* WORK TO COMPLETE
Copy out every record below exactly as written, but leave out any pictures.

* GIVEN ENTRIES
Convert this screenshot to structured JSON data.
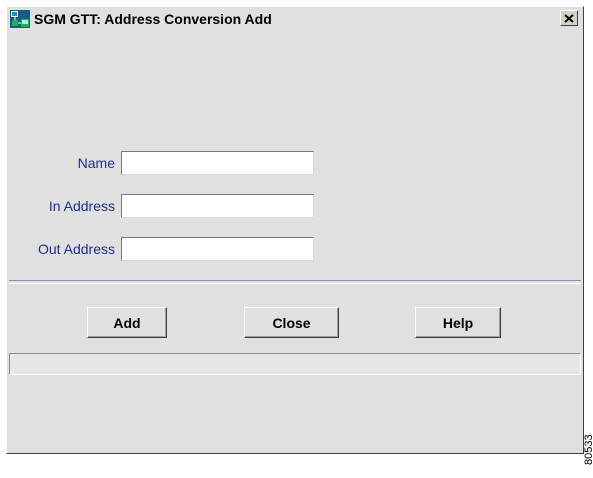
{
  "window": {
    "title": "SGM GTT:  Address Conversion Add",
    "close_glyph": "✕"
  },
  "fields": [
    {
      "label": "Name",
      "value": "",
      "placeholder": ""
    },
    {
      "label": "In Address",
      "value": "",
      "placeholder": ""
    },
    {
      "label": "Out Address",
      "value": "",
      "placeholder": ""
    }
  ],
  "buttons": {
    "add": "Add",
    "close": "Close",
    "help": "Help"
  },
  "status": {
    "text": ""
  },
  "figure_number": "80533",
  "colors": {
    "window_bg": "#e0e0e0",
    "label_text": "#1e2e8c",
    "separator": "#8a8ab8"
  }
}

* EXERCISE ANSWER
Convert this screenshot to structured JSON data.
{
  "window": {
    "title": "SGM GTT:  Address Conversion Add",
    "close_glyph": "✕"
  },
  "fields": [
    {
      "label": "Name",
      "value": "",
      "placeholder": ""
    },
    {
      "label": "In Address",
      "value": "",
      "placeholder": ""
    },
    {
      "label": "Out Address",
      "value": "",
      "placeholder": ""
    }
  ],
  "buttons": {
    "add": "Add",
    "close": "Close",
    "help": "Help"
  },
  "status": {
    "text": ""
  },
  "figure_number": "80533",
  "colors": {
    "window_bg": "#e0e0e0",
    "label_text": "#1e2e8c",
    "separator": "#8a8ab8"
  }
}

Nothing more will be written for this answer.